**Dataset excerpts**
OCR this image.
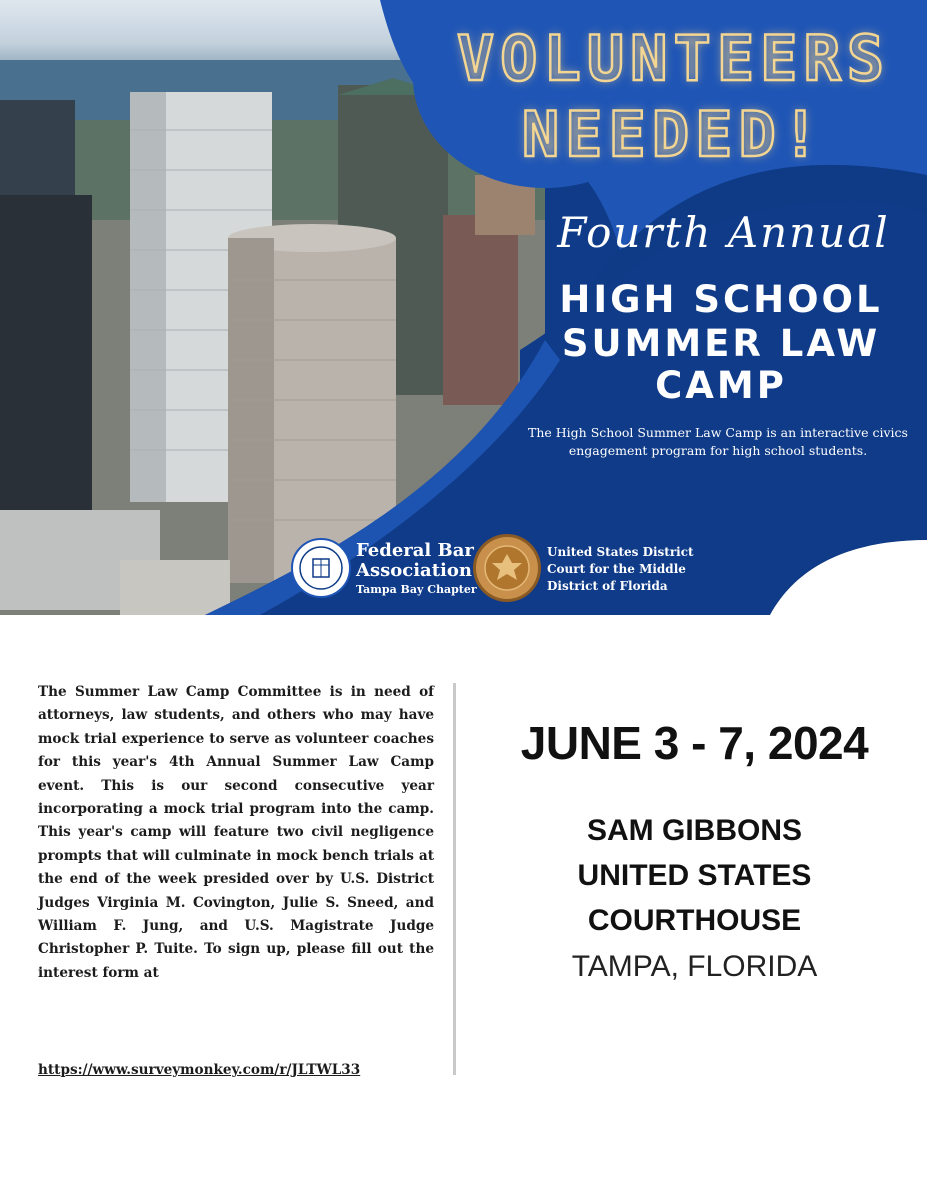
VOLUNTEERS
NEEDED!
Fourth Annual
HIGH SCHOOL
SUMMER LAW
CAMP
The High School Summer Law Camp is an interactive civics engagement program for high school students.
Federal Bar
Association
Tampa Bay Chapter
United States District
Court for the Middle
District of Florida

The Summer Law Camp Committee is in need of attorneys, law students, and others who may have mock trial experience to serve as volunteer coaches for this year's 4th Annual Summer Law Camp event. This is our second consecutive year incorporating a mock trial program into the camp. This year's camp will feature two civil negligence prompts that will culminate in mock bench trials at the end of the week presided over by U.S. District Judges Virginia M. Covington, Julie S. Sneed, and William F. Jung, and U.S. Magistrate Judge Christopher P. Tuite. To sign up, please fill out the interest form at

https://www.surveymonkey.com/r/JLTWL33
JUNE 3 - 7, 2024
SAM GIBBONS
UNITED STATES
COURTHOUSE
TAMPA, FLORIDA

**What needs to be done**
Give the data above again in full and unchanged, skipping the pictures.

**Solution to this problem**
OCR this image.
VOLUNTEERS
NEEDED!
Fourth Annual
HIGH SCHOOL
SUMMER LAW
CAMP
The High School Summer Law Camp is an interactive civics engagement program for high school students.
Federal Bar
Association
Tampa Bay Chapter
United States District
Court for the Middle
District of Florida

The Summer Law Camp Committee is in need of attorneys, law students, and others who may have mock trial experience to serve as volunteer coaches for this year's 4th Annual Summer Law Camp event. This is our second consecutive year incorporating a mock trial program into the camp. This year's camp will feature two civil negligence prompts that will culminate in mock bench trials at the end of the week presided over by U.S. District Judges Virginia M. Covington, Julie S. Sneed, and William F. Jung, and U.S. Magistrate Judge Christopher P. Tuite. To sign up, please fill out the interest form at

https://www.surveymonkey.com/r/JLTWL33
JUNE 3 - 7, 2024
SAM GIBBONS
UNITED STATES
COURTHOUSE
TAMPA, FLORIDA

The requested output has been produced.